(Task objective): Pull out every line below holding the word "tailored".

(Data shown):

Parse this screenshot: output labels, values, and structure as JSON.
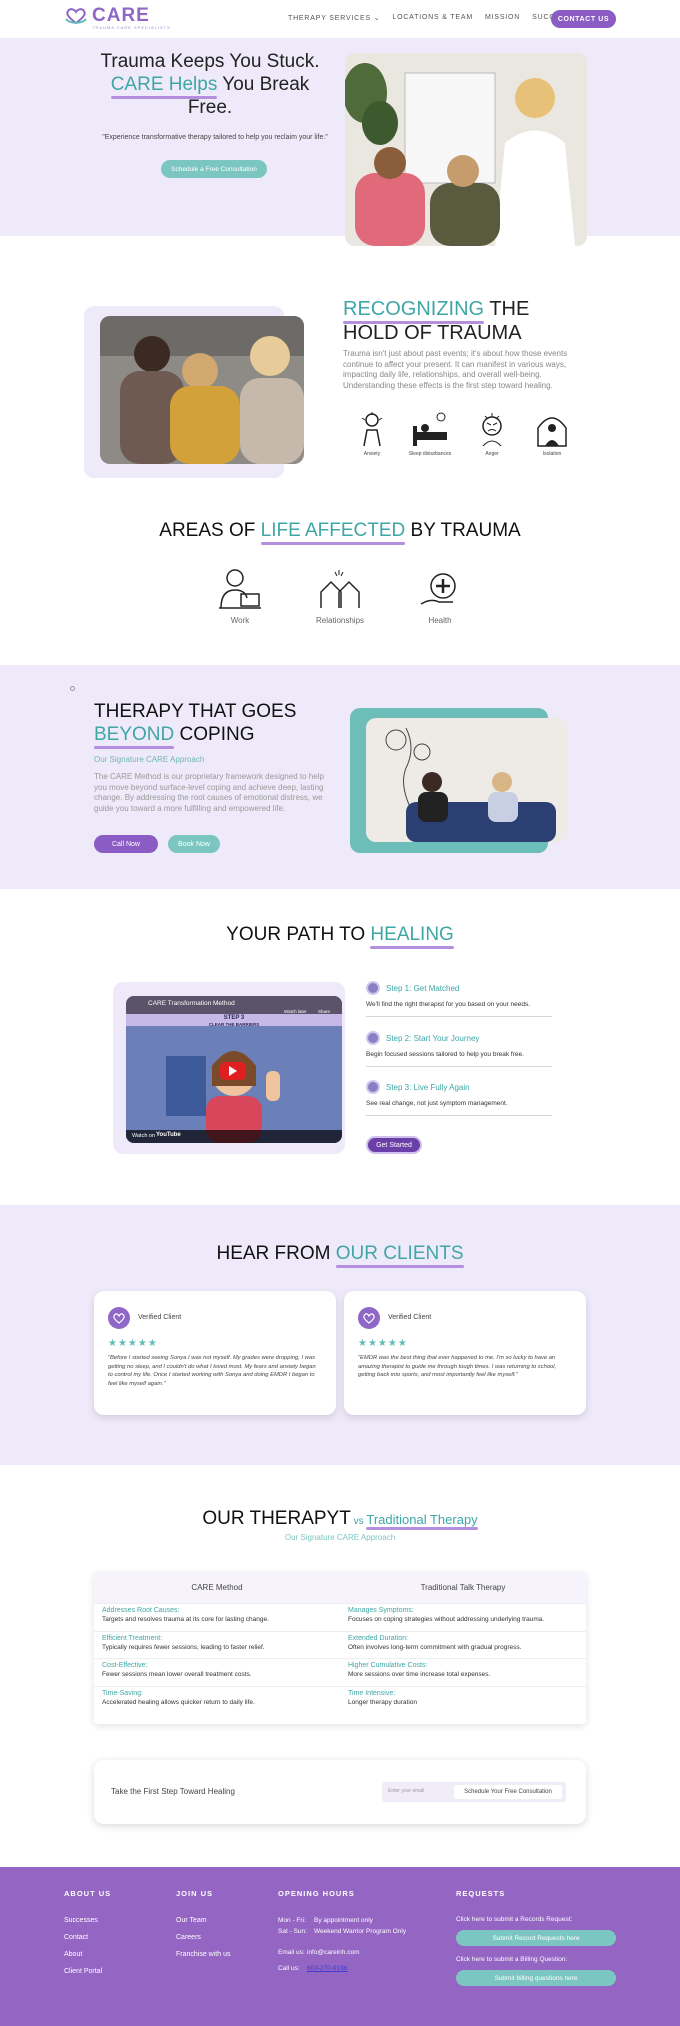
{
  "header": {
    "logo_text": "CARE",
    "logo_subtitle": "TRAUMA CARE SPECIALISTS",
    "nav": [
      "THERAPY SERVICES ⌄",
      "LOCATIONS & TEAM",
      "MISSION",
      "SUCCESS STORIES"
    ],
    "contact_label": "CONTACT US"
  },
  "hero": {
    "title_line1": "Trauma Keeps You Stuck.",
    "title_accent": "CARE Helps",
    "title_line2": " You Break",
    "title_line3": "Free.",
    "quote": "\"Experience transformative therapy tailored to help you reclaim your life.\"",
    "cta": "Schedule a Free Consultation"
  },
  "recognizing": {
    "title_accent": "RECOGNIZING",
    "title_rest1": " THE",
    "title_rest2": "HOLD OF TRAUMA",
    "text": "Trauma isn't just about past events; it's about how those events continue to affect your present. It can manifest in various ways, impacting daily life, relationships, and overall well-being. Understanding these effects is the first step toward healing.",
    "symptoms": [
      "Anxiety",
      "Sleep disturbances",
      "Anger",
      "Isolation"
    ]
  },
  "areas": {
    "title_pre": "AREAS OF ",
    "title_accent": "LIFE AFFECTED",
    "title_post": " BY TRAUMA",
    "items": [
      "Work",
      "Relationships",
      "Health"
    ]
  },
  "beyond": {
    "title_line1": "THERAPY THAT GOES",
    "title_accent": "BEYOND",
    "title_post": " COPING",
    "subtitle": "Our Signature CARE Approach",
    "text": "The CARE Method is our proprietary framework designed to help you move beyond surface-level coping and achieve deep, lasting change. By addressing the root causes of emotional distress, we guide you toward a more fulfilling and empowered life.",
    "call": "Call Now",
    "book": "Book Now"
  },
  "path": {
    "title_pre": "YOUR PATH TO ",
    "title_accent": "HEALING",
    "video": {
      "title": "CARE Transformation Method",
      "watch_later": "Watch later",
      "share": "Share",
      "step_label": "STEP 3",
      "step_sub": "CLEAR THE BARRIERS",
      "watch_on": "Watch on",
      "youtube": "YouTube"
    },
    "steps": [
      {
        "title": "Step 1: Get Matched",
        "desc": "We'll find the right therapist for you based on your needs."
      },
      {
        "title": "Step 2: Start Your Journey",
        "desc": "Begin focused sessions tailored to help you break free."
      },
      {
        "title": "Step 3: Live Fully Again",
        "desc": "See real change, not just symptom management."
      }
    ],
    "cta": "Get Started"
  },
  "clients": {
    "title_pre": "HEAR FROM ",
    "title_accent": "OUR CLIENTS",
    "reviews": [
      {
        "label": "Verified Client",
        "stars": "★★★★★",
        "quote": "\"Before I started seeing Sonya I was not myself. My grades were dropping, I was getting no sleep, and I couldn't do what I loved most. My fears and anxiety began to control my life. Once I started working with Sonya and doing EMDR I began to feel like myself again.\""
      },
      {
        "label": "Verified Client",
        "stars": "★★★★★",
        "quote": "\"EMDR was the best thing that ever happened to me. I'm so lucky to have an amazing therapist to guide me through tough times. I was returning to school, getting back into sports, and most importantly feel like myself.\""
      }
    ]
  },
  "compare": {
    "title_pre": "OUR THERAPYT",
    "title_vs": " vs ",
    "title_accent": "Traditional Therapy",
    "subtitle": "Our Signature CARE Approach",
    "col1": "CARE Method",
    "col2": "Traditional Talk Therapy",
    "rows": [
      {
        "a_t": "Addresses Root Causes:",
        "a_d": "Targets and resolves trauma at its core for lasting change.",
        "b_t": "Manages Symptoms:",
        "b_d": "Focuses on coping strategies without addressing underlying trauma."
      },
      {
        "a_t": "Efficient Treatment:",
        "a_d": "Typically requires fewer sessions, leading to faster relief.",
        "b_t": "Extended Duration:",
        "b_d": "Often involves long-term commitment with gradual progress."
      },
      {
        "a_t": "Cost-Effective:",
        "a_d": "Fewer sessions mean lower overall treatment costs.",
        "b_t": "Higher Cumulative Costs:",
        "b_d": "More sessions over time increase total expenses."
      },
      {
        "a_t": "Time-Saving:",
        "a_d": "Accelerated healing allows quicker return to daily life.",
        "b_t": "Time Intensive:",
        "b_d": "Longer therapy duration"
      }
    ]
  },
  "first_step": {
    "text": "Take the First Step Toward Healing",
    "placeholder": "Enter your email",
    "button": "Schedule Your Free Consultation"
  },
  "footer": {
    "about_h": "ABOUT US",
    "about": [
      "Successes",
      "Contact",
      "About",
      "Client Portal"
    ],
    "join_h": "JOIN US",
    "join": [
      "Our Team",
      "Careers",
      "Franchise with us"
    ],
    "hours_h": "OPENING HOURS",
    "hours": [
      {
        "day": "Mon - Fri:",
        "val": "By appointment only"
      },
      {
        "day": "Sat - Sun:",
        "val": "Weekend Warrior Program Only"
      }
    ],
    "email_label": "Email us:",
    "email": "info@careinh.com",
    "call_label": "Call us:",
    "phone": "603-270-9196",
    "requests_h": "REQUESTS",
    "records_text": "Click here to submit a Records Request:",
    "records_btn": "Submit Record Requests here",
    "billing_text": "Click here to submit a Billing Question:",
    "billing_btn": "Submit billing questions here"
  },
  "colors": {
    "purple": "#8a5cc4",
    "teal": "#3fa6a6",
    "lavender_bg": "#efeafa",
    "footer": "#9465c2"
  }
}
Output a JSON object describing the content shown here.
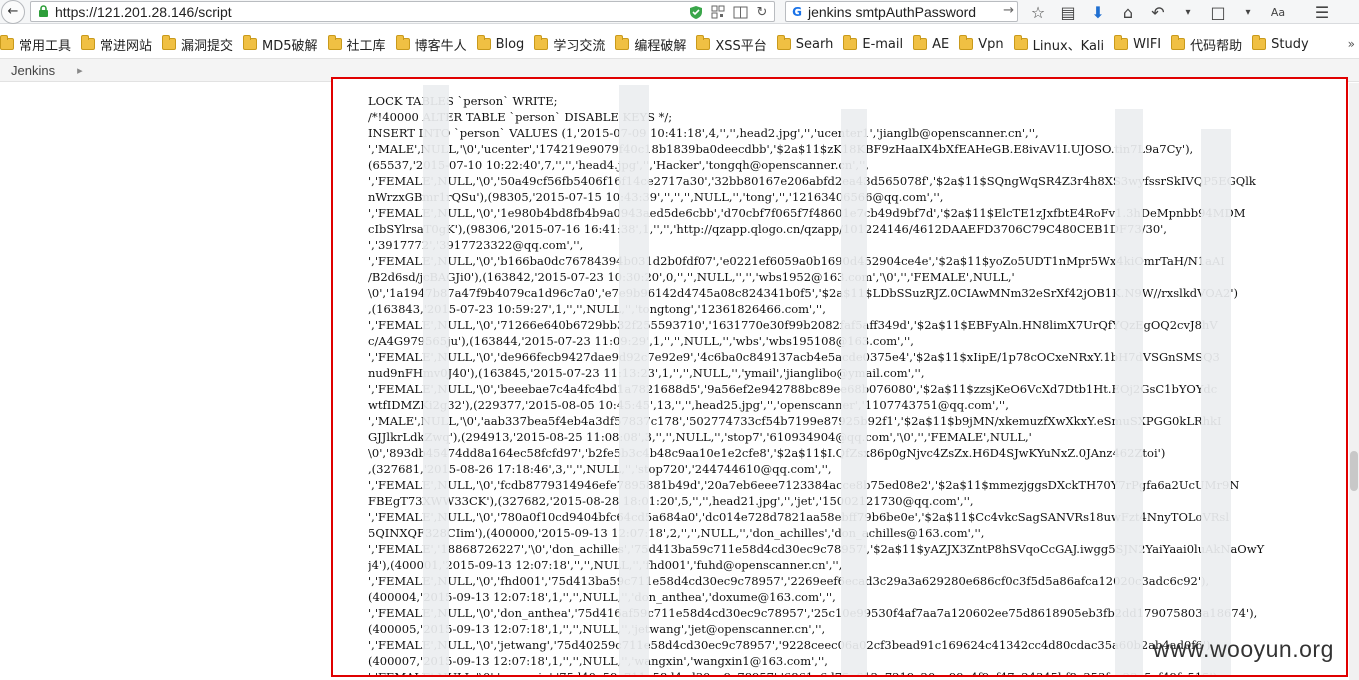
{
  "nav": {
    "url": "https://121.201.28.146/script",
    "search_query": "jenkins smtpAuthPassword"
  },
  "bookmarks": [
    {
      "label": "常用工具"
    },
    {
      "label": "常进网站"
    },
    {
      "label": "漏洞提交"
    },
    {
      "label": "MD5破解"
    },
    {
      "label": "社工库"
    },
    {
      "label": "博客牛人"
    },
    {
      "label": "Blog"
    },
    {
      "label": "学习交流"
    },
    {
      "label": "编程破解"
    },
    {
      "label": "XSS平台"
    },
    {
      "label": "Searh"
    },
    {
      "label": "E-mail"
    },
    {
      "label": "AE"
    },
    {
      "label": "Vpn"
    },
    {
      "label": "Linux、Kali"
    },
    {
      "label": "WIFI"
    },
    {
      "label": "代码帮助"
    },
    {
      "label": "Study"
    }
  ],
  "breadcrumb": {
    "root": "Jenkins",
    "separator": "▸"
  },
  "output": {
    "lines": [
      "LOCK TABLES `person` WRITE;",
      "/*!40000 ALTER TABLE `person` DISABLE KEYS */;",
      "INSERT INTO `person` VALUES (1,'2015-07-09 10:41:18',4,'','',head2.jpg','','ucenter1','jianglb@openscanner.cn','',",
      "','MALE',NULL,'\\0','ucenter','174219e9079f40c18b1839ba0deecdbb','$2a$11$zK18KBF9zHaaIX4bXfEAHeGB.E8ivAV1I.UJOSO.tin7L9a7Cy'),",
      "(65537,'2015-07-10 10:22:40',7,'','','head4.jpg','','Hacker','tongqh@openscanner.cn','',",
      "','FEMALE',NULL,'\\0','50a49cf56fb5406f16f14ce2717a30','32bb80167e206abfd2ea43d565078f','$2a$11$SQngWqSR4Z3r4h8XS3wyfssrSkIVQP5EGQlk",
      "nWrzxGBmr1rQSu'),(98305,'2015-07-15 10:43:39','','','',NULL,'','tong','','12163406566@qq.com','',",
      "','FEMALE',NULL,'\\0','1e980b4bd8fb4b9a0943aed5de6cbb','d70cbf7f065f7f48601e7cb49d9bf7d','$2a$11$ElcTE1zJxfbtE4RoFv1.3hDeMpnbb94MDM",
      "cIbSYlrsaT0gK'),(98306,'2015-07-16 16:41:38',1,'','','http://qzapp.qlogo.cn/qzapp/101224146/4612DAAEFD3706C79C480CEB1DF73/30',",
      "','3917772','3917723322@qq.com','',",
      "','FEMALE',NULL,'\\0','b166ba0dc76784394b031d2b0fdf07','e0221ef6059a0b1690d452904ce4e','$2a$11$yoZo5UDT1nMpr5Wx4kiOmrTaH/N1aAI",
      "/B2d6sd/jcBAGJi0'),(163842,'2015-07-23 10:30:20',0,'','',NULL,'','','wbs1952@163.com','\\0','','FEMALE',NULL,'",
      "\\0','1a1947b87a47f9b4079ca1d96c7a0','e7e9b96142d4745a08c824341b0f5','$2a$11$LDbSSuzRJZ.0CIAwMNm32eSrXf42jOB1K.N9W//rxslkdVOA2')",
      ",(163843,'2015-07-23 10:59:27',1,'','',NULL,'','tongtong','12361826466.com','',",
      "','FEMALE',NULL,'\\0','71266e640b6729bb32f255593710','1631770e30f99b2082faf5aff349d','$2a$11$EBFyAln.HN8limX7UrQfYQzEgOQ2cvJ8hV",
      "c/A4G979565ju'),(163844,'2015-07-23 11:09:29',1,'','',NULL,'','wbs','wbs195108@163.com','',",
      "','FEMALE',NULL,'\\0','de966fecb9427dae9d92c7e92e9','4c6ba0c849137acb4e5acde0375e4','$2a$11$xIipE/1p78cOCxeNRxY.1bH7dVSGnSMSQ3",
      "nud9nFHmv0J40'),(163845,'2015-07-23 11:13:23',1,'','',NULL,'','ymail','jianglibo@ymail.com','',",
      "','FEMALE',NULL,'\\0','beeebae7c4a4fc4bd1a7821688d5','9a56ef2e942788bc89ee68b076080','$2a$11$zzsjKeO6VcXd7Dtb1Ht.EOj2GsC1bYOYdc",
      "wtfIDMZKi2g32'),(229377,'2015-08-05 10:45:45',13,'','',head25.jpg','','openscanner','1107743751@qq.com','',",
      "','MALE',NULL,'\\0','aab337bea5f4eb4a3df57837c178','502774733cf54b7199e87925b92f1','$2a$11$b9jMN/xkemuzfXwXkxY.eSmuSXPGG0kLRhkI",
      "GJJlkrLdkZwq'),(294913,'2015-08-25 11:08:08',3,'','',NULL,'','stop7','610934904@qq.com','\\0','','FEMALE',NULL,'",
      "\\0','893db45474dd8a164ec58fcfd97','b2fe5b3c4b48c9aa10e1e2cfe8','$2a$11$I.QfZsx86p0gNjvc4ZsZx.H6D4SJwKYuNxZ.0JAnz462Ztoi')",
      ",(327681,'2015-08-26 17:18:46',3,'','',NULL,'','stop720','244744610@qq.com','',",
      "','FEMALE',NULL,'\\0','fcdb8779314946efe7895881b49d','20a7eb6eee7123384acce8b75ed08e2','$2a$11$mmezjggsDXckTH70Y7rPgfa6a2UcUMr9N",
      "FBEgT73XWW33CK'),(327682,'2015-08-28 18:01:20',5,'','',head21.jpg','','jet','15002121730@qq.com','',",
      "','FEMALE',NULL,'\\0','780a0f10cd9404bfc64cd5a684a0','dc014e728d7821aa58ebff79b6be0e','$2a$11$Cc4vkcSagSANVRs18uwFzt4NnyTOLoVRsl",
      "5QINXQF328CIim'),(400000,'2015-09-13 12:07:18',2,'','',NULL,'','don_achilles','don_achilles@163.com','',",
      "','FEMALE','18868726227','\\0','don_achilles','75d413ba59c711e58d4cd30ec9c78957','$2a$11$yAZJX3ZntP8hSVqoCcGAJ.iwgg5SJN2YaiYaai0luAkNaOwY",
      "j4'),(400001,'2015-09-13 12:07:18','','',NULL,'','fhd001','fuhd@openscanner.cn','',",
      "','FEMALE',NULL,'\\0','fhd001','75d413ba59c711e58d4cd30ec9c78957','2269eef6ecad3c29a3a629280e686cf0c3f5d5a86afca12020c3adc6c92'),",
      "(400004,'2015-09-13 12:07:18',1,'','',NULL,'','don_anthea','doxume@163.com','',",
      "','FEMALE',NULL,'\\0','don_anthea','75d416af59c711e58d4cd30ec9c78957','25c10e99530f4af7aa7a120602ee75d8618905eb3fb2dd179075803a18674'),",
      "(400005,'2015-09-13 12:07:18',1,'','',NULL,'','jetwang','jet@openscanner.cn','',",
      "','FEMALE',NULL,'\\0','jetwang','75d40259c711e58d4cd30ec9c78957','9228ceec06a02cf3bead91c169624c41342cc4d80cdac35a60b2ab4ad0f6'),",
      "(400007,'2015-09-13 12:07:18',1,'','',NULL,'','wangxin','wangxin1@163.com','',",
      "','FEMALE',NULL,'\\0','wangxin','75d40a59c711e58d4cd30ec9c78957','6861a6d75e612e7219c20ee99e4f9cf47e24345bf8c353fce23e5cf49fc515'),"
    ]
  },
  "watermark": "www.wooyun.org",
  "colors": {
    "highlight_border": "#e00000",
    "folder": "#f0c043"
  }
}
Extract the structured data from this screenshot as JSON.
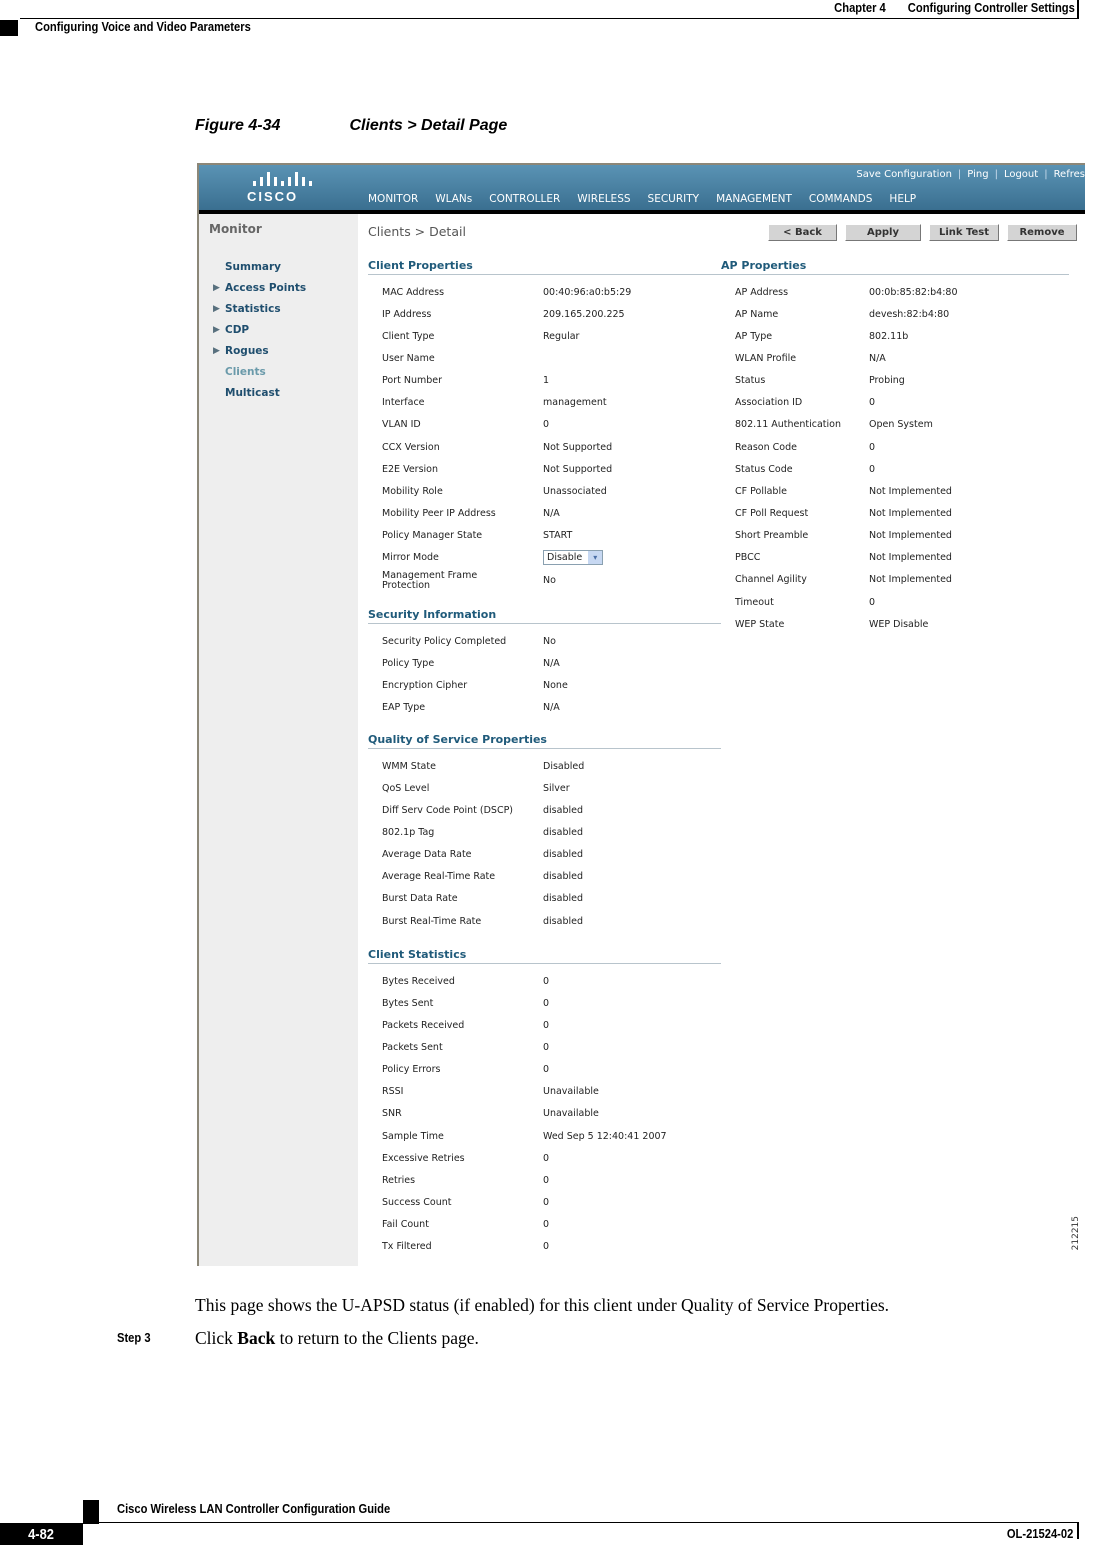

(Solution for this problem):
    "quote": "\"Experience transformative therapy tailored to help you reclaim your life.\"",
        "desc": "Begin focused sessions tailored to help you break free."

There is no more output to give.